───── Material for this task ─────
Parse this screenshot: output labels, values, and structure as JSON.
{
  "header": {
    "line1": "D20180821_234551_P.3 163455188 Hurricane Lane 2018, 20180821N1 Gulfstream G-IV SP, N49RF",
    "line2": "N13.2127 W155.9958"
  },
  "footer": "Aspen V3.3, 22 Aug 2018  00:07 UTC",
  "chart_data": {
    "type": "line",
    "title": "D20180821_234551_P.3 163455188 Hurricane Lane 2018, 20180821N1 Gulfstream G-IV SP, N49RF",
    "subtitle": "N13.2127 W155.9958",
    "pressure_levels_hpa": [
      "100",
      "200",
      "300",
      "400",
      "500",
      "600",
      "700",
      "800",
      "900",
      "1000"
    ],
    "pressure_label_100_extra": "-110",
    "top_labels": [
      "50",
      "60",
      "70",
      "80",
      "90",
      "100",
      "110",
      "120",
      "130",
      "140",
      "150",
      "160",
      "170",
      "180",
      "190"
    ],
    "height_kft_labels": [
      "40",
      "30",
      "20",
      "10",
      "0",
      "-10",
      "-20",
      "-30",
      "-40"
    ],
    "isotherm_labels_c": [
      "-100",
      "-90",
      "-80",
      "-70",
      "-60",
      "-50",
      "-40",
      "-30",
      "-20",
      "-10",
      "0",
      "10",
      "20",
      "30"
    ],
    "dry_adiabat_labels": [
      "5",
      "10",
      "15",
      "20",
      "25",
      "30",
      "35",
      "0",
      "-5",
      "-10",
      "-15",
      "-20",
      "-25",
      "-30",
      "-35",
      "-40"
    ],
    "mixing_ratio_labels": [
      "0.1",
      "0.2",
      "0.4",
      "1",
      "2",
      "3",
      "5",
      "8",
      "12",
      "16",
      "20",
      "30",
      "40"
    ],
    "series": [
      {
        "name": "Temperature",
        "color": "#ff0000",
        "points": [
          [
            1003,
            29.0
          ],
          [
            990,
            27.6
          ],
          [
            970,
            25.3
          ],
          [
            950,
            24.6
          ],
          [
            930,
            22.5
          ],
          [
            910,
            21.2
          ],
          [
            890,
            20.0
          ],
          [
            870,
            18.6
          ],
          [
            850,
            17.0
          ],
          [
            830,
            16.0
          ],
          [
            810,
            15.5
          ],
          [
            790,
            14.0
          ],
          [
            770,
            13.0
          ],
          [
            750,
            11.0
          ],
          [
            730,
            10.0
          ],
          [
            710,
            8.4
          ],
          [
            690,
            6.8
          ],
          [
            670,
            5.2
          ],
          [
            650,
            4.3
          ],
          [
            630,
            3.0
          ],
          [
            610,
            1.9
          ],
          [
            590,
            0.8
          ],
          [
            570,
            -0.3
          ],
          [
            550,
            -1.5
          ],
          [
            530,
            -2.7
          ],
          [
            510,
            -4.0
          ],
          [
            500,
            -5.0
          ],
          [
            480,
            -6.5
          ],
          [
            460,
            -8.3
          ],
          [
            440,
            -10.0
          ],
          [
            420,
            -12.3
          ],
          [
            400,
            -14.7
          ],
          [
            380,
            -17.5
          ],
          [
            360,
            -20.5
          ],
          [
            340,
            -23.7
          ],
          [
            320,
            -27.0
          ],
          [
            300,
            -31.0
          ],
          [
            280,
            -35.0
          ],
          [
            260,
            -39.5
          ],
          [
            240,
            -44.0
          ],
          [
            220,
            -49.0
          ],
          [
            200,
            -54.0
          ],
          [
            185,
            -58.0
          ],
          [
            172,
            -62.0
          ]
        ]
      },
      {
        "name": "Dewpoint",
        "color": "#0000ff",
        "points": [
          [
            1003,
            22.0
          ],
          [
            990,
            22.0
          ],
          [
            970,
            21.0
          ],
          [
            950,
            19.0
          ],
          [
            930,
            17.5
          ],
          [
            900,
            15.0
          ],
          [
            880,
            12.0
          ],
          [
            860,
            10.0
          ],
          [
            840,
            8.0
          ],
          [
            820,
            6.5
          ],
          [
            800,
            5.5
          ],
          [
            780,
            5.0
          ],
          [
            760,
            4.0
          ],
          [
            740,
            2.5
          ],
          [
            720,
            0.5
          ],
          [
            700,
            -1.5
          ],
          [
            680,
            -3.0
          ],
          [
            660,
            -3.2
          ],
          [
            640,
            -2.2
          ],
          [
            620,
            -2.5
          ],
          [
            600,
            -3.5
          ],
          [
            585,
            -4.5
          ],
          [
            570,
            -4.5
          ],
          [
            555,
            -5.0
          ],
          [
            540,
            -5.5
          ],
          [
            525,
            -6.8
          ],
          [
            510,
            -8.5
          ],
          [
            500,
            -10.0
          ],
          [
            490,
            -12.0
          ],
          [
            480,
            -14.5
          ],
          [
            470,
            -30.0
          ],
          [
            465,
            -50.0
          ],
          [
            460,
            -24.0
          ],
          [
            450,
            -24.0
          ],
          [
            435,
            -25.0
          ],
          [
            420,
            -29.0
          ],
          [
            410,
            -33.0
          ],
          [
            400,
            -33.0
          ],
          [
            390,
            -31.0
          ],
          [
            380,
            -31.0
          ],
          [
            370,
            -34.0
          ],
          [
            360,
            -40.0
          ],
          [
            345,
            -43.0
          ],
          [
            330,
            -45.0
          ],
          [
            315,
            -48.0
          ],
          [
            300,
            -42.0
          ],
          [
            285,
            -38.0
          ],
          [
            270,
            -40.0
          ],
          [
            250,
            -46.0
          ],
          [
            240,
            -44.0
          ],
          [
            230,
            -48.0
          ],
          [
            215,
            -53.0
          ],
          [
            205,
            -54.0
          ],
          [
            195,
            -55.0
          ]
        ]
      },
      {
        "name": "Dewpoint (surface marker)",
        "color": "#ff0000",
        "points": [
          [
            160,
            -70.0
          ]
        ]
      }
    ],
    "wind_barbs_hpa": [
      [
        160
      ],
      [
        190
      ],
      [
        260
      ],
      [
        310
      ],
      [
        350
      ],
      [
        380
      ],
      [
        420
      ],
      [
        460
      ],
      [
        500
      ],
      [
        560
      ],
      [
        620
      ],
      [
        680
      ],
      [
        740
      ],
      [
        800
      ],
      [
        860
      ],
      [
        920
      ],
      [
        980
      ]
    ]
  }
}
─────
* **Work instructions**: From the records above, extract each line exactly as shown.

* **Exercise response**:
Parse this screenshot: output labels, values, and structure as JSON.
{
  "header": {
    "line1": "D20180821_234551_P.3 163455188 Hurricane Lane 2018, 20180821N1 Gulfstream G-IV SP, N49RF",
    "line2": "N13.2127 W155.9958"
  },
  "footer": "Aspen V3.3, 22 Aug 2018  00:07 UTC",
  "chart_data": {
    "type": "line",
    "title": "D20180821_234551_P.3 163455188 Hurricane Lane 2018, 20180821N1 Gulfstream G-IV SP, N49RF",
    "subtitle": "N13.2127 W155.9958",
    "pressure_levels_hpa": [
      "100",
      "200",
      "300",
      "400",
      "500",
      "600",
      "700",
      "800",
      "900",
      "1000"
    ],
    "pressure_label_100_extra": "-110",
    "top_labels": [
      "50",
      "60",
      "70",
      "80",
      "90",
      "100",
      "110",
      "120",
      "130",
      "140",
      "150",
      "160",
      "170",
      "180",
      "190"
    ],
    "height_kft_labels": [
      "40",
      "30",
      "20",
      "10",
      "0",
      "-10",
      "-20",
      "-30",
      "-40"
    ],
    "isotherm_labels_c": [
      "-100",
      "-90",
      "-80",
      "-70",
      "-60",
      "-50",
      "-40",
      "-30",
      "-20",
      "-10",
      "0",
      "10",
      "20",
      "30"
    ],
    "dry_adiabat_labels": [
      "5",
      "10",
      "15",
      "20",
      "25",
      "30",
      "35",
      "0",
      "-5",
      "-10",
      "-15",
      "-20",
      "-25",
      "-30",
      "-35",
      "-40"
    ],
    "mixing_ratio_labels": [
      "0.1",
      "0.2",
      "0.4",
      "1",
      "2",
      "3",
      "5",
      "8",
      "12",
      "16",
      "20",
      "30",
      "40"
    ],
    "series": [
      {
        "name": "Temperature",
        "color": "#ff0000",
        "points": [
          [
            1003,
            29.0
          ],
          [
            990,
            27.6
          ],
          [
            970,
            25.3
          ],
          [
            950,
            24.6
          ],
          [
            930,
            22.5
          ],
          [
            910,
            21.2
          ],
          [
            890,
            20.0
          ],
          [
            870,
            18.6
          ],
          [
            850,
            17.0
          ],
          [
            830,
            16.0
          ],
          [
            810,
            15.5
          ],
          [
            790,
            14.0
          ],
          [
            770,
            13.0
          ],
          [
            750,
            11.0
          ],
          [
            730,
            10.0
          ],
          [
            710,
            8.4
          ],
          [
            690,
            6.8
          ],
          [
            670,
            5.2
          ],
          [
            650,
            4.3
          ],
          [
            630,
            3.0
          ],
          [
            610,
            1.9
          ],
          [
            590,
            0.8
          ],
          [
            570,
            -0.3
          ],
          [
            550,
            -1.5
          ],
          [
            530,
            -2.7
          ],
          [
            510,
            -4.0
          ],
          [
            500,
            -5.0
          ],
          [
            480,
            -6.5
          ],
          [
            460,
            -8.3
          ],
          [
            440,
            -10.0
          ],
          [
            420,
            -12.3
          ],
          [
            400,
            -14.7
          ],
          [
            380,
            -17.5
          ],
          [
            360,
            -20.5
          ],
          [
            340,
            -23.7
          ],
          [
            320,
            -27.0
          ],
          [
            300,
            -31.0
          ],
          [
            280,
            -35.0
          ],
          [
            260,
            -39.5
          ],
          [
            240,
            -44.0
          ],
          [
            220,
            -49.0
          ],
          [
            200,
            -54.0
          ],
          [
            185,
            -58.0
          ],
          [
            172,
            -62.0
          ]
        ]
      },
      {
        "name": "Dewpoint",
        "color": "#0000ff",
        "points": [
          [
            1003,
            22.0
          ],
          [
            990,
            22.0
          ],
          [
            970,
            21.0
          ],
          [
            950,
            19.0
          ],
          [
            930,
            17.5
          ],
          [
            900,
            15.0
          ],
          [
            880,
            12.0
          ],
          [
            860,
            10.0
          ],
          [
            840,
            8.0
          ],
          [
            820,
            6.5
          ],
          [
            800,
            5.5
          ],
          [
            780,
            5.0
          ],
          [
            760,
            4.0
          ],
          [
            740,
            2.5
          ],
          [
            720,
            0.5
          ],
          [
            700,
            -1.5
          ],
          [
            680,
            -3.0
          ],
          [
            660,
            -3.2
          ],
          [
            640,
            -2.2
          ],
          [
            620,
            -2.5
          ],
          [
            600,
            -3.5
          ],
          [
            585,
            -4.5
          ],
          [
            570,
            -4.5
          ],
          [
            555,
            -5.0
          ],
          [
            540,
            -5.5
          ],
          [
            525,
            -6.8
          ],
          [
            510,
            -8.5
          ],
          [
            500,
            -10.0
          ],
          [
            490,
            -12.0
          ],
          [
            480,
            -14.5
          ],
          [
            470,
            -30.0
          ],
          [
            465,
            -50.0
          ],
          [
            460,
            -24.0
          ],
          [
            450,
            -24.0
          ],
          [
            435,
            -25.0
          ],
          [
            420,
            -29.0
          ],
          [
            410,
            -33.0
          ],
          [
            400,
            -33.0
          ],
          [
            390,
            -31.0
          ],
          [
            380,
            -31.0
          ],
          [
            370,
            -34.0
          ],
          [
            360,
            -40.0
          ],
          [
            345,
            -43.0
          ],
          [
            330,
            -45.0
          ],
          [
            315,
            -48.0
          ],
          [
            300,
            -42.0
          ],
          [
            285,
            -38.0
          ],
          [
            270,
            -40.0
          ],
          [
            250,
            -46.0
          ],
          [
            240,
            -44.0
          ],
          [
            230,
            -48.0
          ],
          [
            215,
            -53.0
          ],
          [
            205,
            -54.0
          ],
          [
            195,
            -55.0
          ]
        ]
      },
      {
        "name": "Dewpoint (surface marker)",
        "color": "#ff0000",
        "points": [
          [
            160,
            -70.0
          ]
        ]
      }
    ],
    "wind_barbs_hpa": [
      [
        160
      ],
      [
        190
      ],
      [
        260
      ],
      [
        310
      ],
      [
        350
      ],
      [
        380
      ],
      [
        420
      ],
      [
        460
      ],
      [
        500
      ],
      [
        560
      ],
      [
        620
      ],
      [
        680
      ],
      [
        740
      ],
      [
        800
      ],
      [
        860
      ],
      [
        920
      ],
      [
        980
      ]
    ]
  }
}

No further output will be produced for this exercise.